:: Problem to solve ::
Copy every record word for word.
START Data supplied
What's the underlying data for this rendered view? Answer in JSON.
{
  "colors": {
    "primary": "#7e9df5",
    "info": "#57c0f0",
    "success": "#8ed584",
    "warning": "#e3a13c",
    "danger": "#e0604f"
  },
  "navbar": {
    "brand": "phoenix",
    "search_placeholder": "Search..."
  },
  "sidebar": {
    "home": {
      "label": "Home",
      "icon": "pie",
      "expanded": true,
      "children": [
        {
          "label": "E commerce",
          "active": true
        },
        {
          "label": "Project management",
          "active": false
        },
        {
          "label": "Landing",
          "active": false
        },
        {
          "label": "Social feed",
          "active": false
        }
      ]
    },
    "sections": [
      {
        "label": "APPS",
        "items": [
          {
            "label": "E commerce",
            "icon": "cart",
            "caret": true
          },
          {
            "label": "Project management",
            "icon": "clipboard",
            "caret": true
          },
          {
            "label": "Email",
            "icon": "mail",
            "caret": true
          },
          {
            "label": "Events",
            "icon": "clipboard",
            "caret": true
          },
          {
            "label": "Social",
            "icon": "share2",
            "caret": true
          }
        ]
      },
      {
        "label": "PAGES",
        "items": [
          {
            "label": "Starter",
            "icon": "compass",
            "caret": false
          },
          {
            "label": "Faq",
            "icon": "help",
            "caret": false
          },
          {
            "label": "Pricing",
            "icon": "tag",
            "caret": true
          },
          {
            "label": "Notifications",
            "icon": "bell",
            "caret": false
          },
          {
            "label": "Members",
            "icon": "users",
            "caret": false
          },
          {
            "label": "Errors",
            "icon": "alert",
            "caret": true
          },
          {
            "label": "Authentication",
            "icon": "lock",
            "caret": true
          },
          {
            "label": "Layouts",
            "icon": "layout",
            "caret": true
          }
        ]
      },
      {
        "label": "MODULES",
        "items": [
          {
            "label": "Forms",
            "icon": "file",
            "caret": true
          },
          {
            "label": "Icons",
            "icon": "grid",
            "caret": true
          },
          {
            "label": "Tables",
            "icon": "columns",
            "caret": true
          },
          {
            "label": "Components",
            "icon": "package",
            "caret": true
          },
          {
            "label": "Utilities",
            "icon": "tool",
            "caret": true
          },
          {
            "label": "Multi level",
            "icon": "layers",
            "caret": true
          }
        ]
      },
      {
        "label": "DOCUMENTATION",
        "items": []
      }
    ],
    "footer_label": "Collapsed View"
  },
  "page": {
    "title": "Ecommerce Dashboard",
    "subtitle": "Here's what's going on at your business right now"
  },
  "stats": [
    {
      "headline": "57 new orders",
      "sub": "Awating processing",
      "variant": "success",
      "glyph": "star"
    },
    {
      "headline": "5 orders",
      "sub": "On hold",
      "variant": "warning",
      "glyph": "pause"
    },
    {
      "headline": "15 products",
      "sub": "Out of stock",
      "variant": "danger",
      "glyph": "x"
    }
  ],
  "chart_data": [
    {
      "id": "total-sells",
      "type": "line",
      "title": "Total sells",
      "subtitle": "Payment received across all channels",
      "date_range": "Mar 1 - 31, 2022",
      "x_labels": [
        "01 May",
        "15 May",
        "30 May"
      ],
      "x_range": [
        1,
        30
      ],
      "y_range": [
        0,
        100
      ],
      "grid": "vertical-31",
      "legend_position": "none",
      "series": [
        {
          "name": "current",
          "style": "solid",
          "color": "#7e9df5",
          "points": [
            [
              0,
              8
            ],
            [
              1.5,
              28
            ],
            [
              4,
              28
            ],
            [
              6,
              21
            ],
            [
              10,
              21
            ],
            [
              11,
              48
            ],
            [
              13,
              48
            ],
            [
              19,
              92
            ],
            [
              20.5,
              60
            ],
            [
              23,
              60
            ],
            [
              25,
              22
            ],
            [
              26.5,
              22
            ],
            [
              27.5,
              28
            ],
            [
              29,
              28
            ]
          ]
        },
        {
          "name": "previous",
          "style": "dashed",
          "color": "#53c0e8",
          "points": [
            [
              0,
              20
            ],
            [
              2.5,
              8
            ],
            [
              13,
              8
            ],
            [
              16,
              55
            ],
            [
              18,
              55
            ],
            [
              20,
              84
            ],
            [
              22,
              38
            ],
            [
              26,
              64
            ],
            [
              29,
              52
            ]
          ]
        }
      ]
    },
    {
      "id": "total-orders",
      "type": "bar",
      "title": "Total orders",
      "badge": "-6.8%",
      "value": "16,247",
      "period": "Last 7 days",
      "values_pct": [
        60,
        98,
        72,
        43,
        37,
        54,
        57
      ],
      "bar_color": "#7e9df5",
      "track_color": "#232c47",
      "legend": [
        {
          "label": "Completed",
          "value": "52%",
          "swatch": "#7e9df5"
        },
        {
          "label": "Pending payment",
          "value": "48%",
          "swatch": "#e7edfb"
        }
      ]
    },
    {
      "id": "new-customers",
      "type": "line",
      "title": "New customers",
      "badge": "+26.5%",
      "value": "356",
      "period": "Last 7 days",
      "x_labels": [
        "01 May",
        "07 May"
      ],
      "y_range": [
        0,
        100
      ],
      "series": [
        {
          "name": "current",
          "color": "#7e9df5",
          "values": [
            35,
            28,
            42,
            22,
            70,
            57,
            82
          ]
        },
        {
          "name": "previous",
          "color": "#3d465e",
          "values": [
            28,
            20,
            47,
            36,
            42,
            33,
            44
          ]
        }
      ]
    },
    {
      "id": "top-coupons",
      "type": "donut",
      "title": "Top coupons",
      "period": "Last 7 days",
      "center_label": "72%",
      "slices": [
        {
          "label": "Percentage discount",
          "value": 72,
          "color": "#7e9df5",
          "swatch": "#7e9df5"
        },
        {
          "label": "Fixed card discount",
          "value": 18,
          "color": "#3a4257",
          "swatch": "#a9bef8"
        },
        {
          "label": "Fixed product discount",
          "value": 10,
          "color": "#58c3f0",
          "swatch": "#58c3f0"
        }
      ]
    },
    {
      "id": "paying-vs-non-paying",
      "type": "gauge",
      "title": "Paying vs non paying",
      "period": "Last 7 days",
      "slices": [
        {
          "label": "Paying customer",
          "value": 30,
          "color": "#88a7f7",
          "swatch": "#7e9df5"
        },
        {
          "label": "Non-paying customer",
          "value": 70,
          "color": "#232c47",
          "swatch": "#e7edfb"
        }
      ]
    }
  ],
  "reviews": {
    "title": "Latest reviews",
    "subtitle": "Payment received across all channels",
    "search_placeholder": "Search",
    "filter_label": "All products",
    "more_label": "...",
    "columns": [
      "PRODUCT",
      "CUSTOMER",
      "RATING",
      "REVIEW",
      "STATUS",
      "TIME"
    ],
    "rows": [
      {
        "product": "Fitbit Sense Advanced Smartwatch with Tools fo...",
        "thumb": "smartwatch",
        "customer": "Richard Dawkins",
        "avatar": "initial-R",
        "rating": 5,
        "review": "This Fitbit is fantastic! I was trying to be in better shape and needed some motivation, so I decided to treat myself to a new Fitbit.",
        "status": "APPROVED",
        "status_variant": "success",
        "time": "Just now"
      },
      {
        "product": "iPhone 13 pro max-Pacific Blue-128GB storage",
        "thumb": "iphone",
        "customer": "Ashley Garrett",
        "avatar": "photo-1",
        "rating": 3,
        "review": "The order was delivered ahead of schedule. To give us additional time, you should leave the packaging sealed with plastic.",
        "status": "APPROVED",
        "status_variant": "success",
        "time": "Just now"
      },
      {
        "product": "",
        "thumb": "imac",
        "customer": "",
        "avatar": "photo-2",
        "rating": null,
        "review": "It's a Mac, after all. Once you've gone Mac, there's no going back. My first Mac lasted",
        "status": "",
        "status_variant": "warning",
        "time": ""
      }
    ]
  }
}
END Data supplied
:: Solution below ::
What's the underlying data for this rendered view? Answer in JSON.
{
  "colors": {
    "primary": "#7e9df5",
    "info": "#57c0f0",
    "success": "#8ed584",
    "warning": "#e3a13c",
    "danger": "#e0604f"
  },
  "navbar": {
    "brand": "phoenix",
    "search_placeholder": "Search..."
  },
  "sidebar": {
    "home": {
      "label": "Home",
      "icon": "pie",
      "expanded": true,
      "children": [
        {
          "label": "E commerce",
          "active": true
        },
        {
          "label": "Project management",
          "active": false
        },
        {
          "label": "Landing",
          "active": false
        },
        {
          "label": "Social feed",
          "active": false
        }
      ]
    },
    "sections": [
      {
        "label": "APPS",
        "items": [
          {
            "label": "E commerce",
            "icon": "cart",
            "caret": true
          },
          {
            "label": "Project management",
            "icon": "clipboard",
            "caret": true
          },
          {
            "label": "Email",
            "icon": "mail",
            "caret": true
          },
          {
            "label": "Events",
            "icon": "clipboard",
            "caret": true
          },
          {
            "label": "Social",
            "icon": "share2",
            "caret": true
          }
        ]
      },
      {
        "label": "PAGES",
        "items": [
          {
            "label": "Starter",
            "icon": "compass",
            "caret": false
          },
          {
            "label": "Faq",
            "icon": "help",
            "caret": false
          },
          {
            "label": "Pricing",
            "icon": "tag",
            "caret": true
          },
          {
            "label": "Notifications",
            "icon": "bell",
            "caret": false
          },
          {
            "label": "Members",
            "icon": "users",
            "caret": false
          },
          {
            "label": "Errors",
            "icon": "alert",
            "caret": true
          },
          {
            "label": "Authentication",
            "icon": "lock",
            "caret": true
          },
          {
            "label": "Layouts",
            "icon": "layout",
            "caret": true
          }
        ]
      },
      {
        "label": "MODULES",
        "items": [
          {
            "label": "Forms",
            "icon": "file",
            "caret": true
          },
          {
            "label": "Icons",
            "icon": "grid",
            "caret": true
          },
          {
            "label": "Tables",
            "icon": "columns",
            "caret": true
          },
          {
            "label": "Components",
            "icon": "package",
            "caret": true
          },
          {
            "label": "Utilities",
            "icon": "tool",
            "caret": true
          },
          {
            "label": "Multi level",
            "icon": "layers",
            "caret": true
          }
        ]
      },
      {
        "label": "DOCUMENTATION",
        "items": []
      }
    ],
    "footer_label": "Collapsed View"
  },
  "page": {
    "title": "Ecommerce Dashboard",
    "subtitle": "Here's what's going on at your business right now"
  },
  "stats": [
    {
      "headline": "57 new orders",
      "sub": "Awating processing",
      "variant": "success",
      "glyph": "star"
    },
    {
      "headline": "5 orders",
      "sub": "On hold",
      "variant": "warning",
      "glyph": "pause"
    },
    {
      "headline": "15 products",
      "sub": "Out of stock",
      "variant": "danger",
      "glyph": "x"
    }
  ],
  "chart_data": [
    {
      "id": "total-sells",
      "type": "line",
      "title": "Total sells",
      "subtitle": "Payment received across all channels",
      "date_range": "Mar 1 - 31, 2022",
      "x_labels": [
        "01 May",
        "15 May",
        "30 May"
      ],
      "x_range": [
        1,
        30
      ],
      "y_range": [
        0,
        100
      ],
      "grid": "vertical-31",
      "legend_position": "none",
      "series": [
        {
          "name": "current",
          "style": "solid",
          "color": "#7e9df5",
          "points": [
            [
              0,
              8
            ],
            [
              1.5,
              28
            ],
            [
              4,
              28
            ],
            [
              6,
              21
            ],
            [
              10,
              21
            ],
            [
              11,
              48
            ],
            [
              13,
              48
            ],
            [
              19,
              92
            ],
            [
              20.5,
              60
            ],
            [
              23,
              60
            ],
            [
              25,
              22
            ],
            [
              26.5,
              22
            ],
            [
              27.5,
              28
            ],
            [
              29,
              28
            ]
          ]
        },
        {
          "name": "previous",
          "style": "dashed",
          "color": "#53c0e8",
          "points": [
            [
              0,
              20
            ],
            [
              2.5,
              8
            ],
            [
              13,
              8
            ],
            [
              16,
              55
            ],
            [
              18,
              55
            ],
            [
              20,
              84
            ],
            [
              22,
              38
            ],
            [
              26,
              64
            ],
            [
              29,
              52
            ]
          ]
        }
      ]
    },
    {
      "id": "total-orders",
      "type": "bar",
      "title": "Total orders",
      "badge": "-6.8%",
      "value": "16,247",
      "period": "Last 7 days",
      "values_pct": [
        60,
        98,
        72,
        43,
        37,
        54,
        57
      ],
      "bar_color": "#7e9df5",
      "track_color": "#232c47",
      "legend": [
        {
          "label": "Completed",
          "value": "52%",
          "swatch": "#7e9df5"
        },
        {
          "label": "Pending payment",
          "value": "48%",
          "swatch": "#e7edfb"
        }
      ]
    },
    {
      "id": "new-customers",
      "type": "line",
      "title": "New customers",
      "badge": "+26.5%",
      "value": "356",
      "period": "Last 7 days",
      "x_labels": [
        "01 May",
        "07 May"
      ],
      "y_range": [
        0,
        100
      ],
      "series": [
        {
          "name": "current",
          "color": "#7e9df5",
          "values": [
            35,
            28,
            42,
            22,
            70,
            57,
            82
          ]
        },
        {
          "name": "previous",
          "color": "#3d465e",
          "values": [
            28,
            20,
            47,
            36,
            42,
            33,
            44
          ]
        }
      ]
    },
    {
      "id": "top-coupons",
      "type": "donut",
      "title": "Top coupons",
      "period": "Last 7 days",
      "center_label": "72%",
      "slices": [
        {
          "label": "Percentage discount",
          "value": 72,
          "color": "#7e9df5",
          "swatch": "#7e9df5"
        },
        {
          "label": "Fixed card discount",
          "value": 18,
          "color": "#3a4257",
          "swatch": "#a9bef8"
        },
        {
          "label": "Fixed product discount",
          "value": 10,
          "color": "#58c3f0",
          "swatch": "#58c3f0"
        }
      ]
    },
    {
      "id": "paying-vs-non-paying",
      "type": "gauge",
      "title": "Paying vs non paying",
      "period": "Last 7 days",
      "slices": [
        {
          "label": "Paying customer",
          "value": 30,
          "color": "#88a7f7",
          "swatch": "#7e9df5"
        },
        {
          "label": "Non-paying customer",
          "value": 70,
          "color": "#232c47",
          "swatch": "#e7edfb"
        }
      ]
    }
  ],
  "reviews": {
    "title": "Latest reviews",
    "subtitle": "Payment received across all channels",
    "search_placeholder": "Search",
    "filter_label": "All products",
    "more_label": "...",
    "columns": [
      "PRODUCT",
      "CUSTOMER",
      "RATING",
      "REVIEW",
      "STATUS",
      "TIME"
    ],
    "rows": [
      {
        "product": "Fitbit Sense Advanced Smartwatch with Tools fo...",
        "thumb": "smartwatch",
        "customer": "Richard Dawkins",
        "avatar": "initial-R",
        "rating": 5,
        "review": "This Fitbit is fantastic! I was trying to be in better shape and needed some motivation, so I decided to treat myself to a new Fitbit.",
        "status": "APPROVED",
        "status_variant": "success",
        "time": "Just now"
      },
      {
        "product": "iPhone 13 pro max-Pacific Blue-128GB storage",
        "thumb": "iphone",
        "customer": "Ashley Garrett",
        "avatar": "photo-1",
        "rating": 3,
        "review": "The order was delivered ahead of schedule. To give us additional time, you should leave the packaging sealed with plastic.",
        "status": "APPROVED",
        "status_variant": "success",
        "time": "Just now"
      },
      {
        "product": "",
        "thumb": "imac",
        "customer": "",
        "avatar": "photo-2",
        "rating": null,
        "review": "It's a Mac, after all. Once you've gone Mac, there's no going back. My first Mac lasted",
        "status": "",
        "status_variant": "warning",
        "time": ""
      }
    ]
  }
}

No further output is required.